→ **What is expected**: Retype each entry below exactly as it stands.

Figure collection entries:
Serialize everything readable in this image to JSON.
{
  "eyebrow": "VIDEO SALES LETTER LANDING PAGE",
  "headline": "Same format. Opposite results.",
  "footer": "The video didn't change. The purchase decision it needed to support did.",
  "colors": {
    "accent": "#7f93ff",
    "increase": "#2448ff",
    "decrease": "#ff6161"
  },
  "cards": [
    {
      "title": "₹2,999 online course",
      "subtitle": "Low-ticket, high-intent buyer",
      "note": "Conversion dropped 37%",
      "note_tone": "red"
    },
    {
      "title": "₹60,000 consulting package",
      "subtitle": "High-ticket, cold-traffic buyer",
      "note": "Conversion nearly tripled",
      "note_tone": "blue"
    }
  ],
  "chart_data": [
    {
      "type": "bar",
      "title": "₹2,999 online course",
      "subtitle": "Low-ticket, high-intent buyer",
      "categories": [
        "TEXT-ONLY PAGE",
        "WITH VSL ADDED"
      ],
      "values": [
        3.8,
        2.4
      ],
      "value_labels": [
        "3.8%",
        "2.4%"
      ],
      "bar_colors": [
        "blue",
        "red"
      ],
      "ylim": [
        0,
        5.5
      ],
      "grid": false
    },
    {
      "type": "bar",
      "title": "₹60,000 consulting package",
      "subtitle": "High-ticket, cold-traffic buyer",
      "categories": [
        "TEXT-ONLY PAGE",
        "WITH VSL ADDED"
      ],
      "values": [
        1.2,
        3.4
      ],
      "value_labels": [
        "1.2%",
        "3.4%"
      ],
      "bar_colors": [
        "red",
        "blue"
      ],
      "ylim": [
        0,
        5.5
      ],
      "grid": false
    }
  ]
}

→ **Finished answer**:
Serialize everything readable in this image to JSON.
{
  "eyebrow": "VIDEO SALES LETTER LANDING PAGE",
  "headline": "Same format. Opposite results.",
  "footer": "The video didn't change. The purchase decision it needed to support did.",
  "colors": {
    "accent": "#7f93ff",
    "increase": "#2448ff",
    "decrease": "#ff6161"
  },
  "cards": [
    {
      "title": "₹2,999 online course",
      "subtitle": "Low-ticket, high-intent buyer",
      "note": "Conversion dropped 37%",
      "note_tone": "red"
    },
    {
      "title": "₹60,000 consulting package",
      "subtitle": "High-ticket, cold-traffic buyer",
      "note": "Conversion nearly tripled",
      "note_tone": "blue"
    }
  ],
  "chart_data": [
    {
      "type": "bar",
      "title": "₹2,999 online course",
      "subtitle": "Low-ticket, high-intent buyer",
      "categories": [
        "TEXT-ONLY PAGE",
        "WITH VSL ADDED"
      ],
      "values": [
        3.8,
        2.4
      ],
      "value_labels": [
        "3.8%",
        "2.4%"
      ],
      "bar_colors": [
        "blue",
        "red"
      ],
      "ylim": [
        0,
        5.5
      ],
      "grid": false
    },
    {
      "type": "bar",
      "title": "₹60,000 consulting package",
      "subtitle": "High-ticket, cold-traffic buyer",
      "categories": [
        "TEXT-ONLY PAGE",
        "WITH VSL ADDED"
      ],
      "values": [
        1.2,
        3.4
      ],
      "value_labels": [
        "1.2%",
        "3.4%"
      ],
      "bar_colors": [
        "red",
        "blue"
      ],
      "ylim": [
        0,
        5.5
      ],
      "grid": false
    }
  ]
}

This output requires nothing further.